» Consigne 1
Reproduisez à l'identique le passage de l'extrait d'entretien qui va de « Avec les personnages » jusqu'à « Comment l'expliqueriez-vous ? » inclus.

A : La haine des parents fait également partie intégrante de votre univers personnel : père pédophile, fugue, suicide adolescent, plongée dans la drogue et la prostitution sont autant de thèmes déjà abordés, comme si le rôle des parents consistait à faire souffrir leur progéniture.
Avec les personnages de Camille X ou de Chloé Lemoine on retrouve ces thèmes. Il y aussi ce gamin dans la gare désaffectée de Mertvecgorod et dont le père a vendu un oeil. Ou ce groupuscule terroriste qui a pour but d'anéantir les adultes.
Cette obsession vraiment récurrente de l'adulte destructeur est-elle liée au modèle parental que vous avez eu (vous évoquez dans Fabrication d'un écrivain la fuite de la violence et de la folie de l'appartement familial) ? Aux générations qui semblent toujours compter sur les suivantes pour résoudre des problèmes de société de plus en plus urgent (réchauffement climatique, écologie, nucléaire ) ?
Comment l'expliqueriez-vous ?

(Listes d'éléments de mise en page encadrés)
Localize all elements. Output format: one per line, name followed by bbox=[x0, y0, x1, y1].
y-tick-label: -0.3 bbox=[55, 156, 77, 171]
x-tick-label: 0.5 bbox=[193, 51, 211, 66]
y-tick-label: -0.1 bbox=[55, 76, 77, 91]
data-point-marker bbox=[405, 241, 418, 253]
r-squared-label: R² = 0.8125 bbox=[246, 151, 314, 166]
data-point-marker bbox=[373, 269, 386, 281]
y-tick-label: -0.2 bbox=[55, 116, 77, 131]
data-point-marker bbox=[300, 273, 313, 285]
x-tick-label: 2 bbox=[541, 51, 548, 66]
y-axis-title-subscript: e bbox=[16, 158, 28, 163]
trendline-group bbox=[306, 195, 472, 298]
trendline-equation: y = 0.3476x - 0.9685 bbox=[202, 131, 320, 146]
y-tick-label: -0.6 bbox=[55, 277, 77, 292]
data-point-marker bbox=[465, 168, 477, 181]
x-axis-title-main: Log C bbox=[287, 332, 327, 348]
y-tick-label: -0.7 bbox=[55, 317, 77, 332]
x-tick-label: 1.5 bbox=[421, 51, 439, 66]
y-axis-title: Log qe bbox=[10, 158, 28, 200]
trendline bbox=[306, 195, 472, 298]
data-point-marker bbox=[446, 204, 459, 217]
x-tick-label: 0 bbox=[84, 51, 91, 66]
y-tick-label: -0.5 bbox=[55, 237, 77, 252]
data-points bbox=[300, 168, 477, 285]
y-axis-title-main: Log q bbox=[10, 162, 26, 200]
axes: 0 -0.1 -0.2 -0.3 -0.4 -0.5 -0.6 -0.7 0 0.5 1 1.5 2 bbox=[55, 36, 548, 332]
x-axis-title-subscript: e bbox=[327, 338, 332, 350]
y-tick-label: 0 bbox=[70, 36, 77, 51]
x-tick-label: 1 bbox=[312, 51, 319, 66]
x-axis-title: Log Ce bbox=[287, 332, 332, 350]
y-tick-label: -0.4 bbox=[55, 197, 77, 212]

» Consigne 2
Transformez en tableau Markdown les lignes des enregistrements, du début de ceux-ci jusqu'à la ligne contenant « x-tick-label: 2 bbox=[541, 51, 548, 66] » incluse, sans les lignes vides. Utilisez les colonnes « Numéro » et « Ligne d'enregistrement ».

» Corrigé 1
Avec les personnages de Camille X ou de Chloé Lemoine on retrouve ces thèmes. Il y aussi ce gamin dans la gare désaffectée de Mertvecgorod et dont le père a vendu un oeil. Ou ce groupuscule terroriste qui a pour but d'anéantir les adultes.
Cette obsession vraiment récurrente de l'adulte destructeur est-elle liée au modèle parental que vous avez eu (vous évoquez dans Fabrication d'un écrivain la fuite de la violence et de la folie de l'appartement familial) ? Aux générations qui semblent toujours compter sur les suivantes pour résoudre des problèmes de société de plus en plus urgent (réchauffement climatique, écologie, nucléaire ) ?
Comment l'expliqueriez-vous ?

» Corrigé 2
| Numéro | Ligne d'enregistrement |
|---|---|
| 1 | Localize all elements. Output format: one per line, name followed by bbox=[x0, y0, x1, y1]. |
| 2 | y-tick-label: -0.3 bbox=[55, 156, 77, 171] |
| 3 | x-tick-label: 0.5 bbox=[193, 51, 211, 66] |
| 4 | y-tick-label: -0.1 bbox=[55, 76, 77, 91] |
| 5 | data-point-marker bbox=[405, 241, 418, 253] |
| 6 | r-squared-label: R² = 0.8125 bbox=[246, 151, 314, 166] |
| 7 | data-point-marker bbox=[373, 269, 386, 281] |
| 8 | y-tick-label: -0.2 bbox=[55, 116, 77, 131] |
| 9 | data-point-marker bbox=[300, 273, 313, 285] |
| 10 | x-tick-label: 2 bbox=[541, 51, 548, 66] |